• What is being asked:
Gather up the lines that contain "name".

· · · · ·

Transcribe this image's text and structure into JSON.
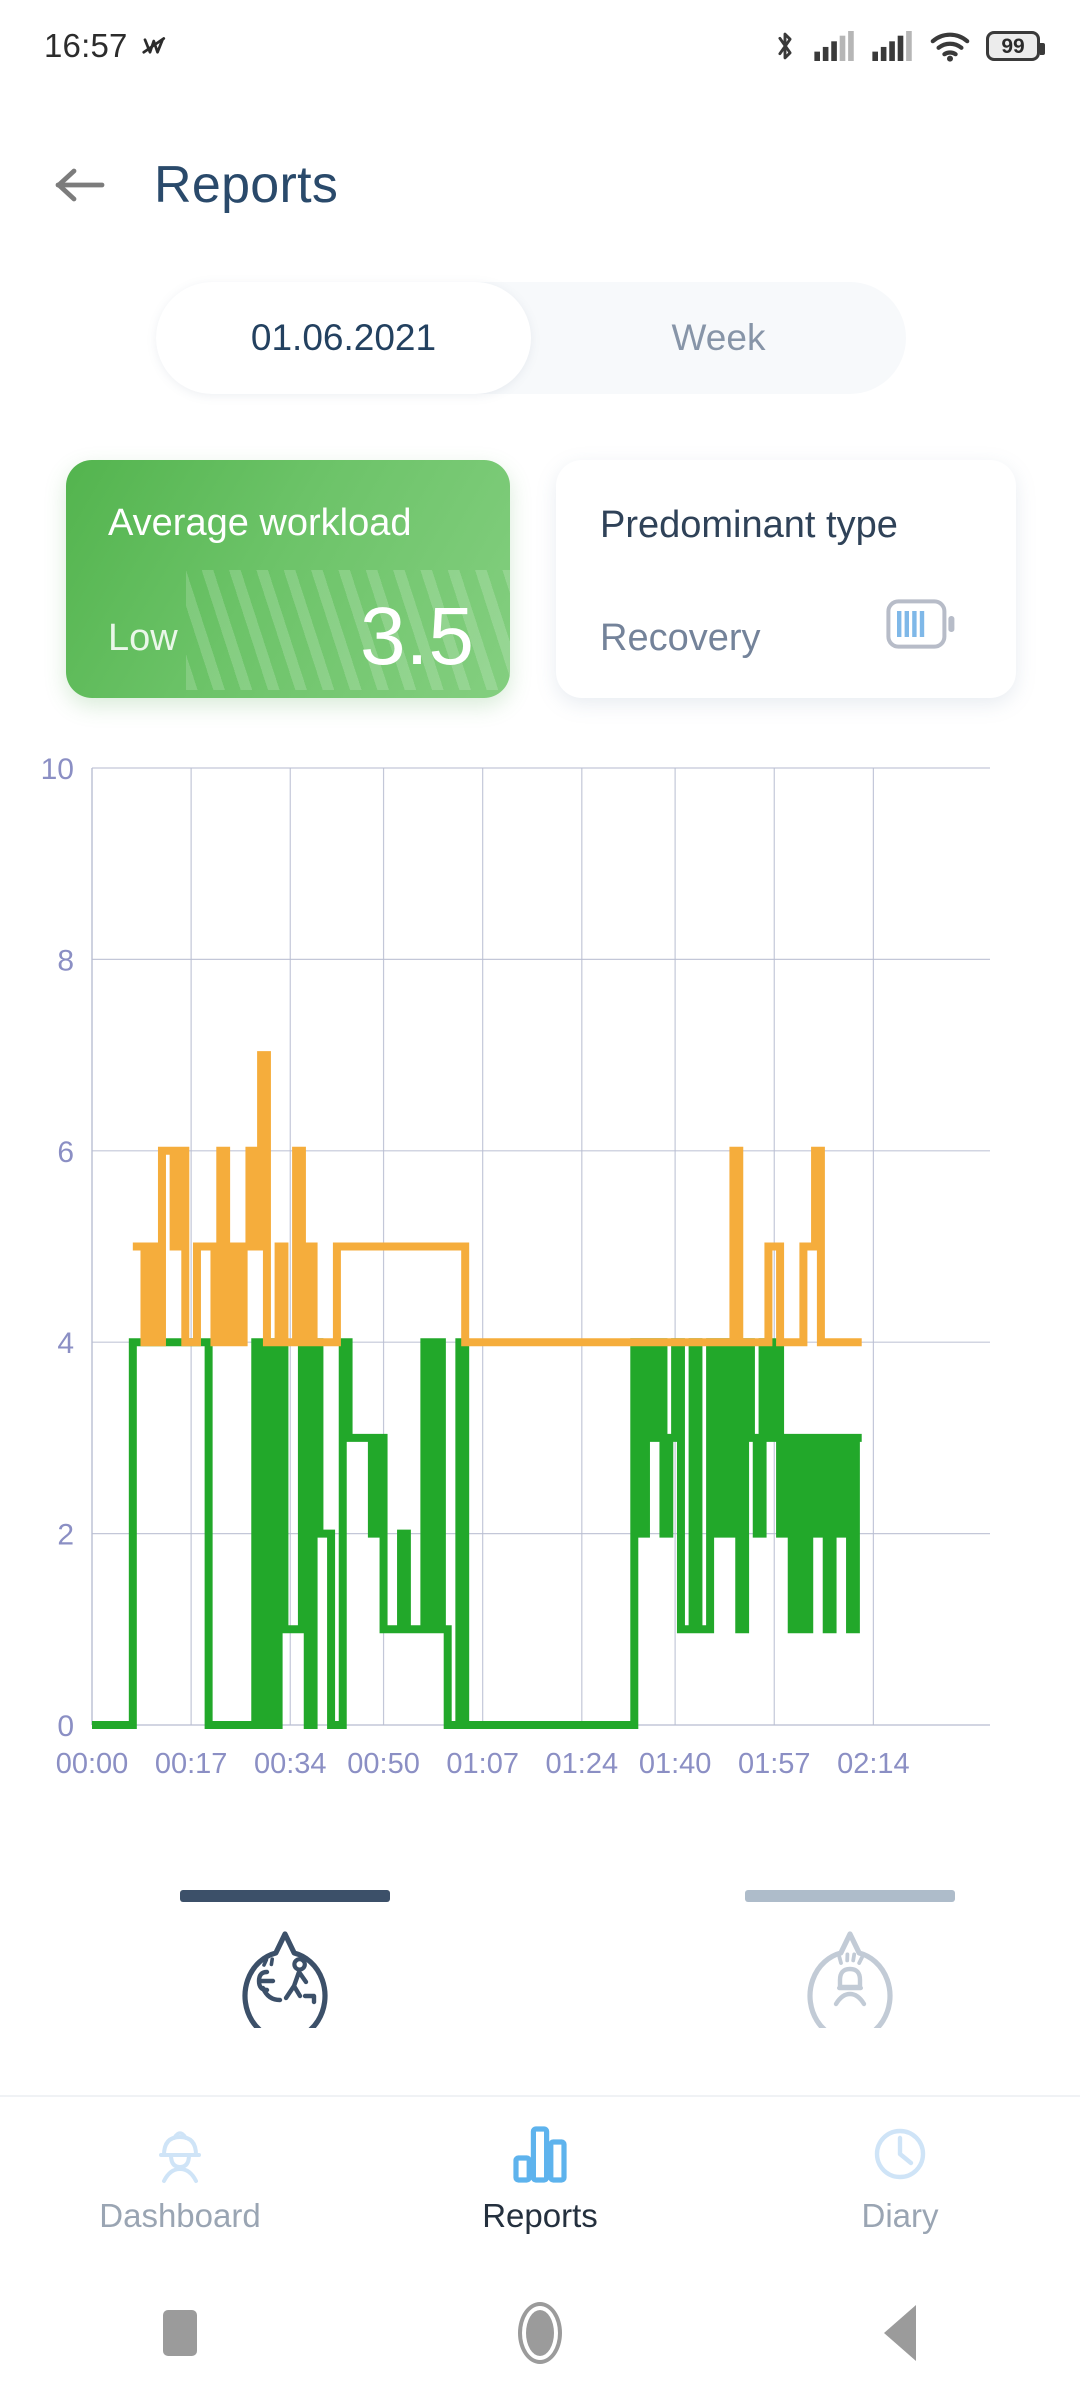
{
  "statusbar": {
    "time": "16:57",
    "icons": [
      "mute-icon",
      "bluetooth-icon",
      "signal-sim1-icon",
      "signal-sim2-icon",
      "wifi-icon"
    ],
    "battery_level": "99"
  },
  "header": {
    "back_icon": "back-arrow-icon",
    "title": "Reports",
    "title_color": "#2a4a6b"
  },
  "segmented": {
    "options": [
      {
        "label": "01.06.2021",
        "selected": true
      },
      {
        "label": "Week",
        "selected": false
      }
    ]
  },
  "cards": {
    "workload": {
      "title": "Average workload",
      "level": "Low",
      "value": "3.5",
      "accent": "#6cc368"
    },
    "predominant": {
      "title": "Predominant type",
      "value": "Recovery",
      "icon": "battery-recovery-icon",
      "icon_color": "#7fb8e8"
    }
  },
  "chart_data": {
    "type": "line",
    "title": "",
    "xlabel": "",
    "ylabel": "",
    "ylim": [
      0,
      10
    ],
    "xlim": [
      0,
      154
    ],
    "grid": true,
    "legend": "none",
    "yticks": [
      0,
      2,
      4,
      6,
      8,
      10
    ],
    "xtick_labels": [
      "00:00",
      "00:17",
      "00:34",
      "00:50",
      "01:07",
      "01:24",
      "01:40",
      "01:57",
      "02:14"
    ],
    "xtick_minutes": [
      0,
      17,
      34,
      50,
      67,
      84,
      100,
      117,
      134
    ],
    "tick_color": "#8b8fc4",
    "grid_color": "#b9bed2",
    "series": [
      {
        "name": "workload",
        "color": "#22a82a",
        "step": true,
        "points": [
          [
            0,
            0
          ],
          [
            7,
            0
          ],
          [
            7,
            4
          ],
          [
            20,
            4
          ],
          [
            20,
            0
          ],
          [
            28,
            0
          ],
          [
            28,
            4
          ],
          [
            29,
            4
          ],
          [
            29,
            0
          ],
          [
            30,
            0
          ],
          [
            30,
            4
          ],
          [
            31,
            4
          ],
          [
            31,
            0
          ],
          [
            32,
            0
          ],
          [
            32,
            4
          ],
          [
            33,
            4
          ],
          [
            33,
            1
          ],
          [
            36,
            1
          ],
          [
            36,
            4
          ],
          [
            37,
            4
          ],
          [
            37,
            0
          ],
          [
            38,
            0
          ],
          [
            38,
            4
          ],
          [
            39,
            4
          ],
          [
            39,
            2
          ],
          [
            41,
            2
          ],
          [
            41,
            0
          ],
          [
            43,
            0
          ],
          [
            43,
            4
          ],
          [
            44,
            4
          ],
          [
            44,
            3
          ],
          [
            48,
            3
          ],
          [
            48,
            2
          ],
          [
            49,
            2
          ],
          [
            49,
            3
          ],
          [
            50,
            3
          ],
          [
            50,
            1
          ],
          [
            53,
            1
          ],
          [
            53,
            2
          ],
          [
            54,
            2
          ],
          [
            54,
            1
          ],
          [
            57,
            1
          ],
          [
            57,
            4
          ],
          [
            58,
            4
          ],
          [
            58,
            1
          ],
          [
            59,
            1
          ],
          [
            59,
            4
          ],
          [
            60,
            4
          ],
          [
            60,
            1
          ],
          [
            61,
            1
          ],
          [
            61,
            0
          ],
          [
            63,
            0
          ],
          [
            63,
            4
          ],
          [
            64,
            4
          ],
          [
            64,
            0
          ],
          [
            93,
            0
          ],
          [
            93,
            4
          ],
          [
            94,
            4
          ],
          [
            94,
            2
          ],
          [
            95,
            2
          ],
          [
            95,
            4
          ],
          [
            96,
            4
          ],
          [
            96,
            3
          ],
          [
            97,
            3
          ],
          [
            97,
            4
          ],
          [
            98,
            4
          ],
          [
            98,
            2
          ],
          [
            99,
            2
          ],
          [
            99,
            3
          ],
          [
            100,
            3
          ],
          [
            100,
            4
          ],
          [
            101,
            4
          ],
          [
            101,
            1
          ],
          [
            103,
            1
          ],
          [
            103,
            4
          ],
          [
            104,
            4
          ],
          [
            104,
            1
          ],
          [
            106,
            1
          ],
          [
            106,
            4
          ],
          [
            107,
            4
          ],
          [
            107,
            2
          ],
          [
            108,
            2
          ],
          [
            108,
            4
          ],
          [
            109,
            4
          ],
          [
            109,
            2
          ],
          [
            110,
            2
          ],
          [
            110,
            4
          ],
          [
            111,
            4
          ],
          [
            111,
            1
          ],
          [
            112,
            1
          ],
          [
            112,
            4
          ],
          [
            113,
            4
          ],
          [
            113,
            3
          ],
          [
            114,
            3
          ],
          [
            114,
            2
          ],
          [
            115,
            2
          ],
          [
            115,
            4
          ],
          [
            116,
            4
          ],
          [
            116,
            3
          ],
          [
            117,
            3
          ],
          [
            117,
            4
          ],
          [
            118,
            4
          ],
          [
            118,
            2
          ],
          [
            119,
            2
          ],
          [
            119,
            3
          ],
          [
            120,
            3
          ],
          [
            120,
            1
          ],
          [
            121,
            1
          ],
          [
            121,
            3
          ],
          [
            122,
            3
          ],
          [
            122,
            1
          ],
          [
            123,
            1
          ],
          [
            123,
            3
          ],
          [
            124,
            3
          ],
          [
            124,
            2
          ],
          [
            125,
            2
          ],
          [
            125,
            3
          ],
          [
            126,
            3
          ],
          [
            126,
            1
          ],
          [
            127,
            1
          ],
          [
            127,
            3
          ],
          [
            128,
            3
          ],
          [
            128,
            2
          ],
          [
            129,
            2
          ],
          [
            129,
            3
          ],
          [
            130,
            3
          ],
          [
            130,
            1
          ],
          [
            131,
            1
          ],
          [
            131,
            3
          ],
          [
            132,
            3
          ]
        ]
      },
      {
        "name": "recovery",
        "color": "#f5ad3c",
        "step": true,
        "points": [
          [
            7,
            5
          ],
          [
            9,
            5
          ],
          [
            9,
            4
          ],
          [
            10,
            4
          ],
          [
            10,
            5
          ],
          [
            11,
            5
          ],
          [
            11,
            4
          ],
          [
            12,
            4
          ],
          [
            12,
            6
          ],
          [
            14,
            6
          ],
          [
            14,
            5
          ],
          [
            15,
            5
          ],
          [
            15,
            6
          ],
          [
            16,
            6
          ],
          [
            16,
            4
          ],
          [
            18,
            4
          ],
          [
            18,
            5
          ],
          [
            21,
            5
          ],
          [
            21,
            4
          ],
          [
            22,
            4
          ],
          [
            22,
            6
          ],
          [
            23,
            6
          ],
          [
            23,
            4
          ],
          [
            24,
            4
          ],
          [
            24,
            5
          ],
          [
            25,
            5
          ],
          [
            25,
            4
          ],
          [
            26,
            4
          ],
          [
            26,
            5
          ],
          [
            27,
            5
          ],
          [
            27,
            6
          ],
          [
            28,
            6
          ],
          [
            28,
            5
          ],
          [
            29,
            5
          ],
          [
            29,
            7
          ],
          [
            30,
            7
          ],
          [
            30,
            4
          ],
          [
            32,
            4
          ],
          [
            32,
            5
          ],
          [
            33,
            5
          ],
          [
            33,
            4
          ],
          [
            35,
            4
          ],
          [
            35,
            6
          ],
          [
            36,
            6
          ],
          [
            36,
            4
          ],
          [
            37,
            4
          ],
          [
            37,
            5
          ],
          [
            38,
            5
          ],
          [
            38,
            4
          ],
          [
            42,
            4
          ],
          [
            42,
            5
          ],
          [
            64,
            5
          ],
          [
            64,
            4
          ],
          [
            93,
            4
          ],
          [
            110,
            4
          ],
          [
            110,
            6
          ],
          [
            111,
            6
          ],
          [
            111,
            4
          ],
          [
            116,
            4
          ],
          [
            116,
            5
          ],
          [
            118,
            5
          ],
          [
            118,
            4
          ],
          [
            122,
            4
          ],
          [
            122,
            5
          ],
          [
            124,
            5
          ],
          [
            124,
            6
          ],
          [
            125,
            6
          ],
          [
            125,
            4
          ],
          [
            132,
            4
          ]
        ]
      }
    ]
  },
  "chart_tabs": [
    {
      "name": "workload-tab",
      "icon": "activity-badge-icon",
      "active": true,
      "bar_color": "#3c5069"
    },
    {
      "name": "stress-tab",
      "icon": "stress-badge-icon",
      "active": false,
      "bar_color": "#aebcca"
    }
  ],
  "bottom_nav": [
    {
      "label": "Dashboard",
      "icon": "worker-helmet-icon",
      "active": false
    },
    {
      "label": "Reports",
      "icon": "bar-chart-icon",
      "active": true
    },
    {
      "label": "Diary",
      "icon": "clock-icon",
      "active": false
    }
  ],
  "android_nav": [
    {
      "name": "recents-button",
      "icon": "square-icon"
    },
    {
      "name": "home-button",
      "icon": "circle-icon"
    },
    {
      "name": "back-button",
      "icon": "triangle-left-icon"
    }
  ]
}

· · · · ·

• Solution:
        "name": "workload",
        "name": "recovery",
      "name": "workload-tab",
      "name": "stress-tab",
      "name": "recents-button",
      "name": "home-button",
      "name": "back-button",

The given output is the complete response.